[Begin]

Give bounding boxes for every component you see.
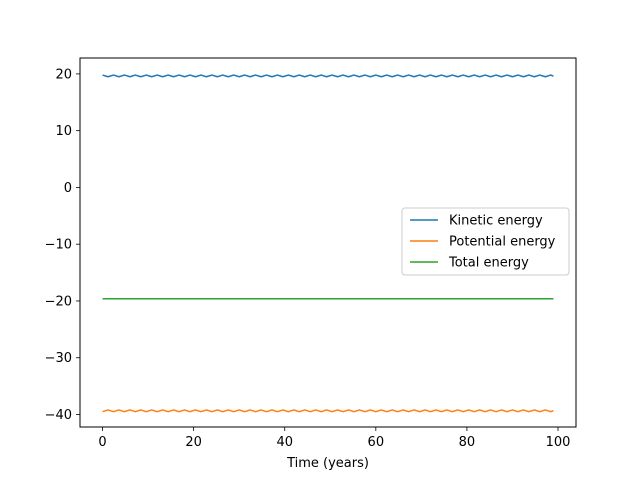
plot-frame	[79, 57, 577, 428]
y-tick-label: −40	[45, 408, 72, 423]
y-tick-label: −30	[45, 351, 72, 366]
y-axis-ticks: −40 −30 −20 −10 0 10 20	[45, 67, 80, 423]
x-tick-label: 60	[368, 435, 385, 450]
y-tick-label: −20	[45, 294, 72, 309]
series-line-kinetic-energy	[102, 74, 554, 78]
x-tick-label: 0	[98, 435, 106, 450]
legend-box	[401, 207, 570, 276]
y-tick-label: −10	[45, 238, 72, 253]
legend-label-kinetic-energy: Kinetic energy	[449, 214, 543, 229]
legend-label-potential-energy: Potential energy	[449, 235, 556, 250]
legend: Kinetic energy Potential energy Total ener…	[401, 207, 570, 276]
x-tick-label: 100	[546, 435, 571, 450]
y-tick-label: 20	[55, 67, 72, 82]
x-tick-label: 40	[276, 435, 293, 450]
y-tick-label: 0	[64, 181, 72, 196]
legend-label-total-energy: Total energy	[448, 256, 529, 271]
x-tick-label: 20	[185, 435, 202, 450]
y-tick-label: 10	[55, 124, 72, 139]
x-axis-ticks: 0 20 40 60 80 100	[98, 427, 570, 450]
plot-lines	[102, 74, 554, 413]
x-axis-label: Time (years)	[286, 456, 369, 471]
series-line-potential-energy	[102, 409, 554, 413]
x-tick-label: 80	[459, 435, 476, 450]
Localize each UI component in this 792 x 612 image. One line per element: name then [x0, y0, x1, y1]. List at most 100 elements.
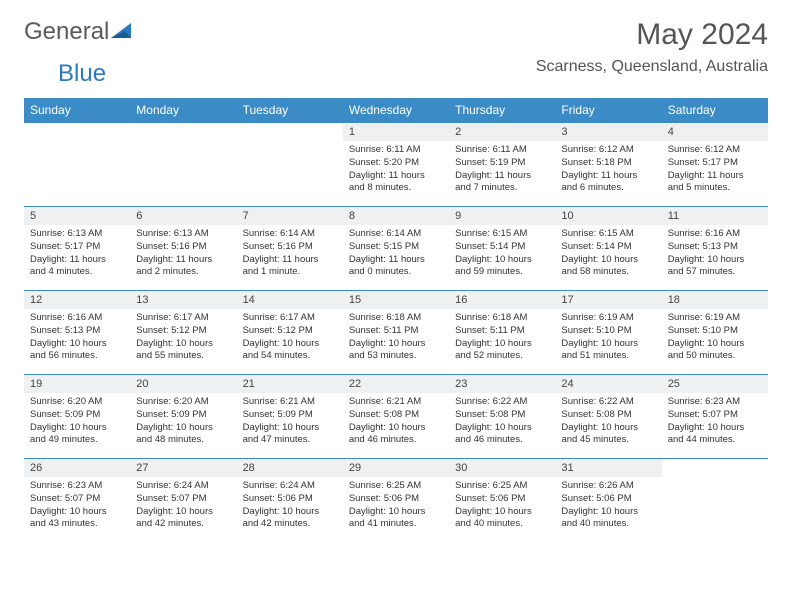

[End]

• _GIVEN PROBLEM_
Can you reproduce all the rows above, substituting "Time (days)" for "Time (years)" and leaving everything else unchanged? Omit the pictures from your answer.

• _WORKED ANSWER_
Give bounding boxes for every component you see.
plot-frame	[79, 57, 577, 428]
y-tick-label: −40	[45, 408, 72, 423]
y-tick-label: −30	[45, 351, 72, 366]
y-axis-ticks: −40 −30 −20 −10 0 10 20	[45, 67, 80, 423]
x-tick-label: 60	[368, 435, 385, 450]
y-tick-label: −20	[45, 294, 72, 309]
series-line-kinetic-energy	[102, 74, 554, 78]
x-tick-label: 0	[98, 435, 106, 450]
legend-box	[401, 207, 570, 276]
y-tick-label: −10	[45, 238, 72, 253]
legend-label-kinetic-energy: Kinetic energy	[449, 214, 543, 229]
legend-label-potential-energy: Potential energy	[449, 235, 556, 250]
legend: Kinetic energy Potential energy Total ener…	[401, 207, 570, 276]
x-tick-label: 100	[546, 435, 571, 450]
y-tick-label: 20	[55, 67, 72, 82]
x-tick-label: 40	[276, 435, 293, 450]
y-tick-label: 0	[64, 181, 72, 196]
legend-label-total-energy: Total energy	[448, 256, 529, 271]
x-tick-label: 20	[185, 435, 202, 450]
y-tick-label: 10	[55, 124, 72, 139]
x-axis-ticks: 0 20 40 60 80 100	[98, 427, 570, 450]
plot-lines	[102, 74, 554, 413]
x-axis-label: Time (days)	[286, 456, 369, 471]
series-line-potential-energy	[102, 409, 554, 413]
x-tick-label: 80	[459, 435, 476, 450]
Localize each UI component in this 792 x 612 image. One line per element: name then [x0, y0, x1, y1]. List at most 100 elements.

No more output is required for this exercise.